[Records that describe figures]
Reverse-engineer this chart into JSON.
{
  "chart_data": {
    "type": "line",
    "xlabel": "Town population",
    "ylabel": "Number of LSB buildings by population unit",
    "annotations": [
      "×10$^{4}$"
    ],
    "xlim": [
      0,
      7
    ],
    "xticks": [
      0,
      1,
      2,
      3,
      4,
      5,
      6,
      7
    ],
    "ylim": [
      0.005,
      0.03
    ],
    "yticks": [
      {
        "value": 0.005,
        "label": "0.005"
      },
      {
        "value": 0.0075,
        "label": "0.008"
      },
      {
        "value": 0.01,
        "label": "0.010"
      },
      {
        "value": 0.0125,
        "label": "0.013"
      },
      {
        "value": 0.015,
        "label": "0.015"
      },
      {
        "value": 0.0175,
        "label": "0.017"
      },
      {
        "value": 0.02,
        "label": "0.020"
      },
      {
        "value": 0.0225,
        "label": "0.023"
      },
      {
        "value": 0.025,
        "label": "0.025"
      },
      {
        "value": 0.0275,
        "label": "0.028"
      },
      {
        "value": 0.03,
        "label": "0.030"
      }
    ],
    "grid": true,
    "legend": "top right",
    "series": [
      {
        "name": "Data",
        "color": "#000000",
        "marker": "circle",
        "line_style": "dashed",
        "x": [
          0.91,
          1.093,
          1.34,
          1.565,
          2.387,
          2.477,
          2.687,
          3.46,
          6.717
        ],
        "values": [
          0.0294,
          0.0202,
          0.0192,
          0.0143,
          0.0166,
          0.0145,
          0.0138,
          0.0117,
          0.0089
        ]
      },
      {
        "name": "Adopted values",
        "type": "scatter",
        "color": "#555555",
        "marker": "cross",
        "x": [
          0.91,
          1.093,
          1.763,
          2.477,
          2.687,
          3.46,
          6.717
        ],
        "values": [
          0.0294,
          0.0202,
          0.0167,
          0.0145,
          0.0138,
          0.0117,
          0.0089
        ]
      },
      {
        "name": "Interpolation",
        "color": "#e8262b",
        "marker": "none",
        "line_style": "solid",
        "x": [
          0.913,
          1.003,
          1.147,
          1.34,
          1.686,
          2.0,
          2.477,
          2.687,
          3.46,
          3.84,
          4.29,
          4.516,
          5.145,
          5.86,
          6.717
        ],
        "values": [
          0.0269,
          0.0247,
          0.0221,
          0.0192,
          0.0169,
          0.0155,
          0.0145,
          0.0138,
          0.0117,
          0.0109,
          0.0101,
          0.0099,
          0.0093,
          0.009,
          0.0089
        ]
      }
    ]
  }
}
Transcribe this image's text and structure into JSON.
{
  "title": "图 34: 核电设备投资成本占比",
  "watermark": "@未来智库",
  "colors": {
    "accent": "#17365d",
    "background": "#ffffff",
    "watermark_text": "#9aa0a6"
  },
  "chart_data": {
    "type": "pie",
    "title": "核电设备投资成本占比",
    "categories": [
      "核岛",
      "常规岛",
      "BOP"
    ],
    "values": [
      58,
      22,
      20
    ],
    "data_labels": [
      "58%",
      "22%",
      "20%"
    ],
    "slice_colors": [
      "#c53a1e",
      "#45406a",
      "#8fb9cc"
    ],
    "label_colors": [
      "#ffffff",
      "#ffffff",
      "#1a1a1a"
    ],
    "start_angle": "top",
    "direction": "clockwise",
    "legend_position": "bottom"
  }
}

*CHALLENGE:* Report how many lines hold the string "this", giving the number and nothing else.

*RESPONSE BELOW:* 2